本文抜粋:
.....

ブルゴーニュのグランクリュの一覧
グランクリュ、あるいは特級畑は、ブルゴーニュのブドウ畑の格付けの中で最も高い格付けである。グランクリュの畑は合計で550ヘクタールであり、これはボジョレーを除くブルゴーニュの畑の総面積(28000ヘクタール)の約2%にすぎない。
グランクリュのうち、356ヘクタールは赤ワインを、194ヘクタールは白ワインを産出する。グランクリュのワインは、2010年においては18,670ヘクトリットル(ボトル250万本分)生産された。これはブルゴーニュワインのうち1.3%ほどである[1]。

.....

課題一覧:
1) グランクリュの文章から、「ブルゴーニュのグランクリュの一覧」を含む語句で始まり「ち1.3%ほどである[1]。」で終わる部分を、そのまま書き写すこと。
2) ブルゴーニュのグランクリュについての文章を、その最後の文の後から書き継ぐこと。

提供データ:
.....

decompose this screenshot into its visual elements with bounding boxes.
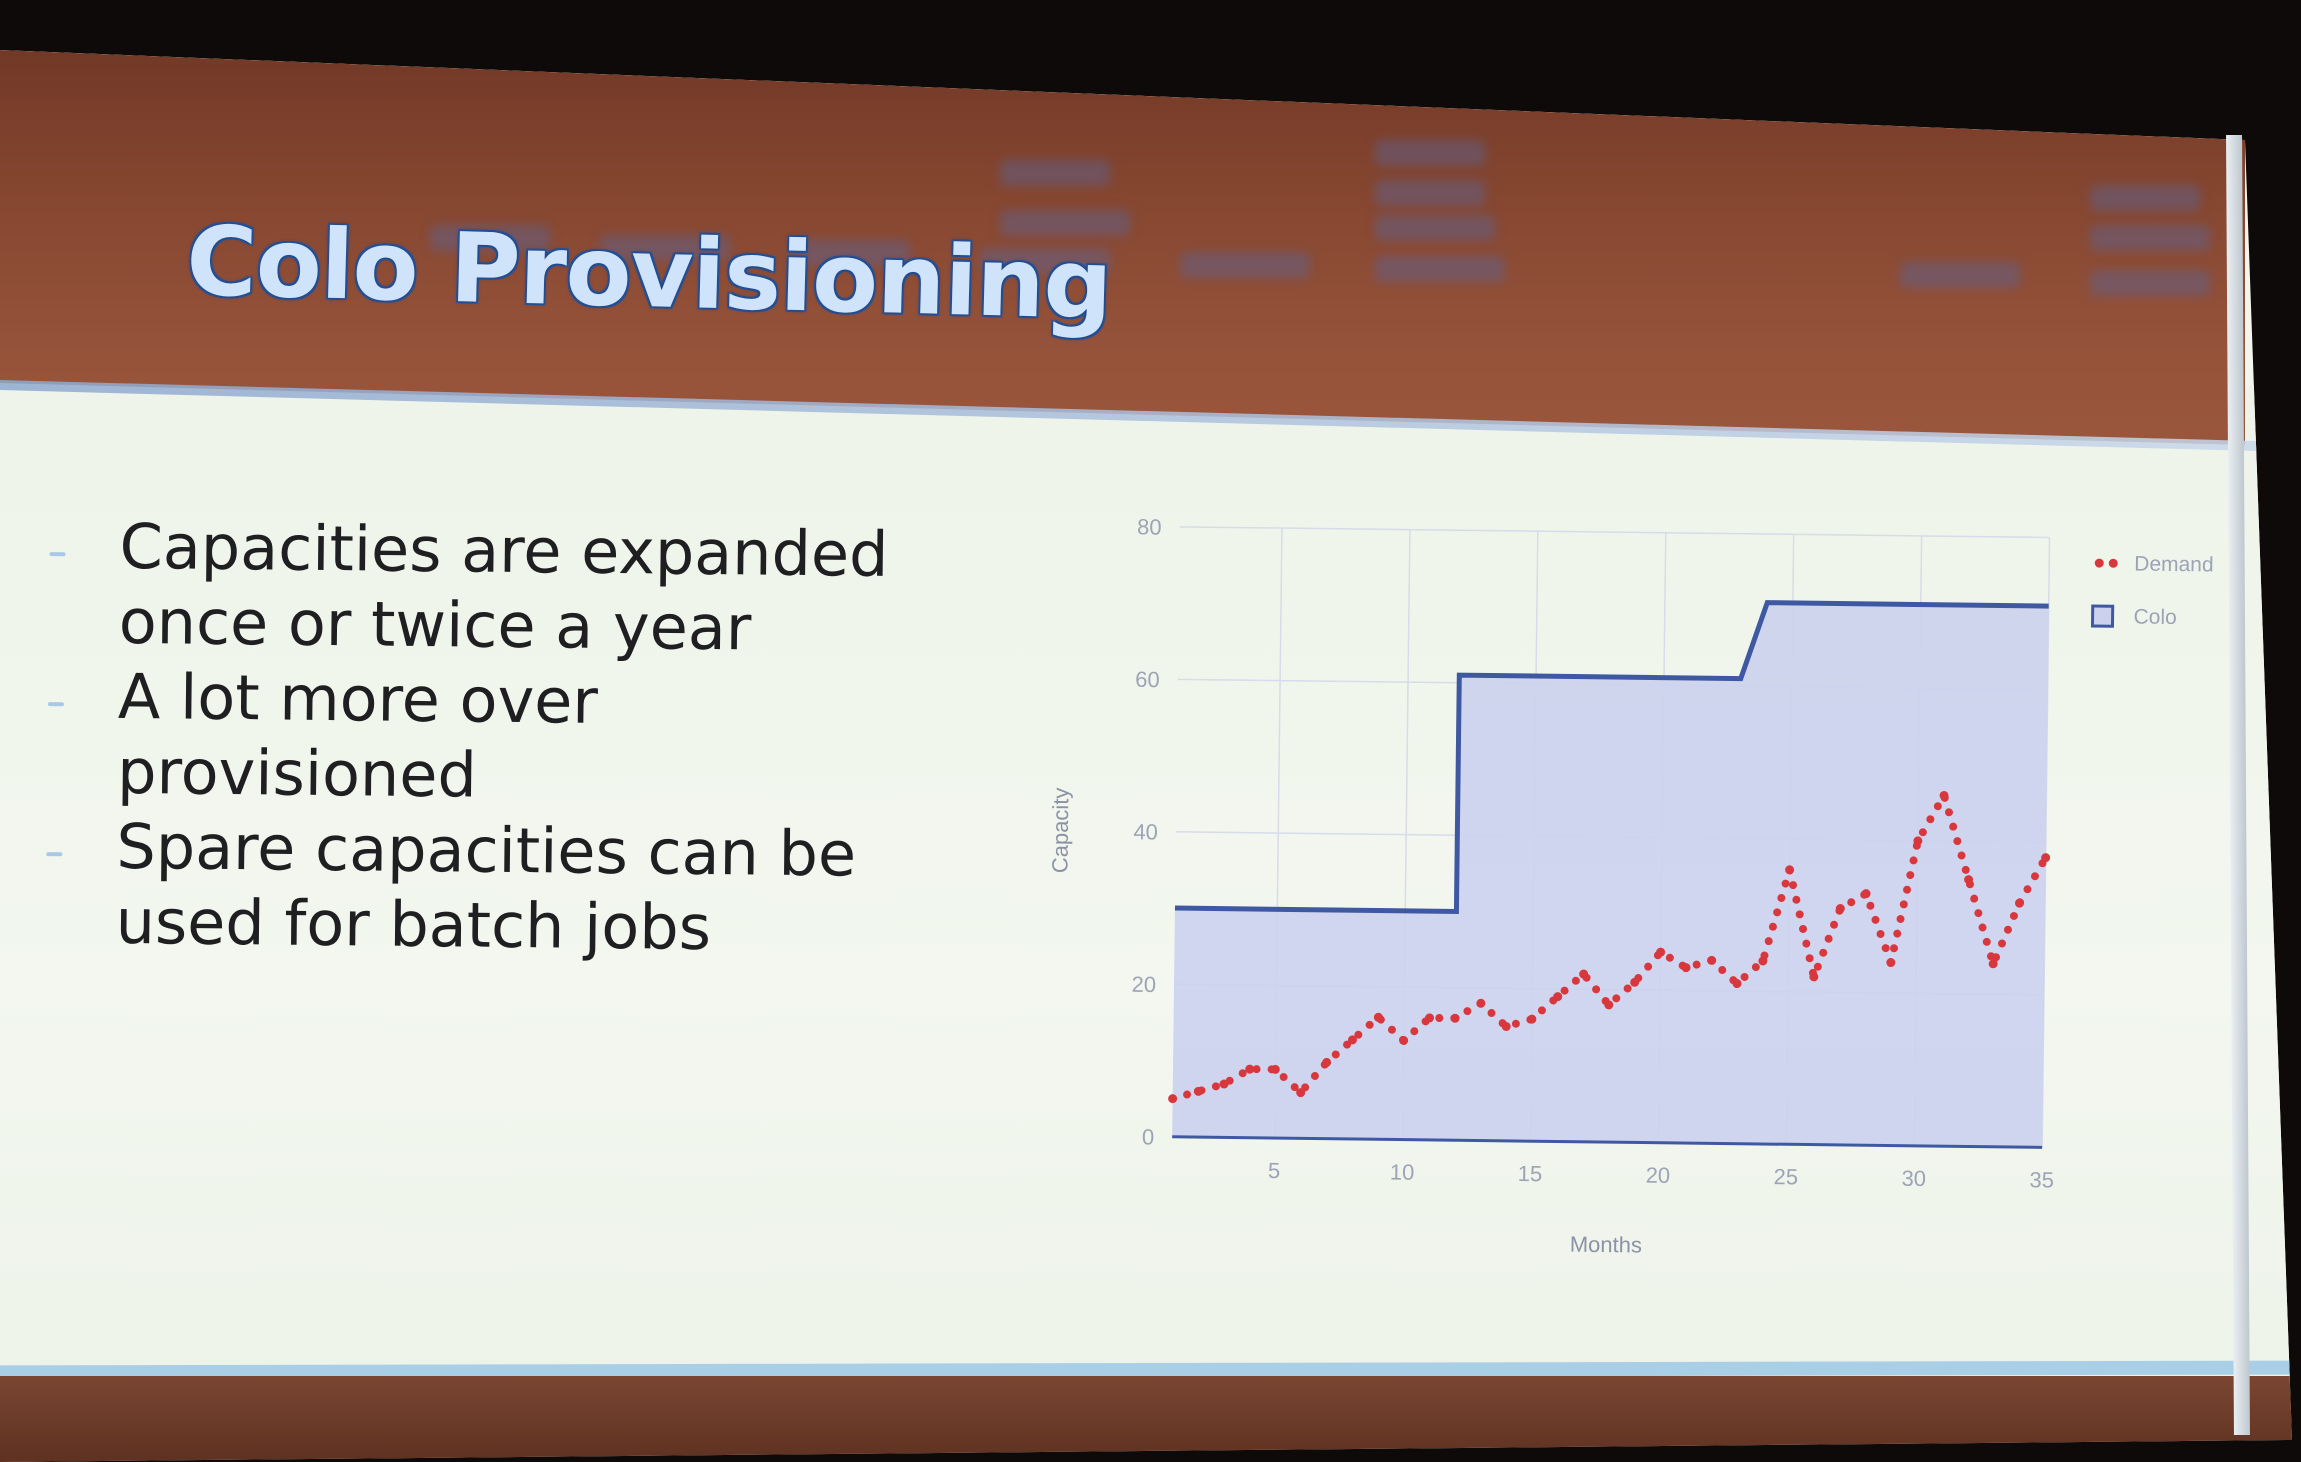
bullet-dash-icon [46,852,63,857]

.....

各課題の解答:
1)
ブルゴーニュのグランクリュの一覧
グランクリュ、あるいは特級畑は、ブルゴーニュのブドウ畑の格付けの中で最も高い格付けである。グランクリュの畑は合計で550ヘクタールであり、これはボジョレーを除くブルゴーニュの畑の総面積(28000ヘクタール)の約2%にすぎない。
グランクリュのうち、356ヘクタールは赤ワインを、194ヘクタールは白ワインを産出する。グランクリュのワインは、2010年においては18,670ヘクトリットル(ボトル250万本分)生産された。これはブルゴーニュワインのうち1.3%ほどである[1]。

2)
ブルゴーニュにおけるグランクリュの起源は、シトー修道会の活動にさかのぼる。シトー修道会は広大な土地を所有しており、その土地を、産出されるワインの特徴に基づいて境界を定め分割した。フランス革命の後には多くのブドウ畑は荒廃し、小さな区画に分かれて売却された[2]。ナポレオン法典における均等分割相続は全ての相続人に対し均等に財産を分割することを定めており、その影響でブルゴーニュのブドウ畑はさらに細分化されることになった。たとえばクロ・ブージョは修道士によって拓かれた51ヘクタールの畑であるが、現在ではおよそ80人もの所有者によって分割所有されており、なかにはワインにして年間1ケース分ほどのブドウしか作れない小規模生産者もいる。クロ・ブージョで生産されたワインは、アペラシオン・ドリジーヌ・コントロレ法(AOC)にしたがい、ラベルに“Grand Cru Clos de Vougeot”と表記することが認められるが、生産者によって品質、価格、評価やワインのスタイルには広く差異がある[3]。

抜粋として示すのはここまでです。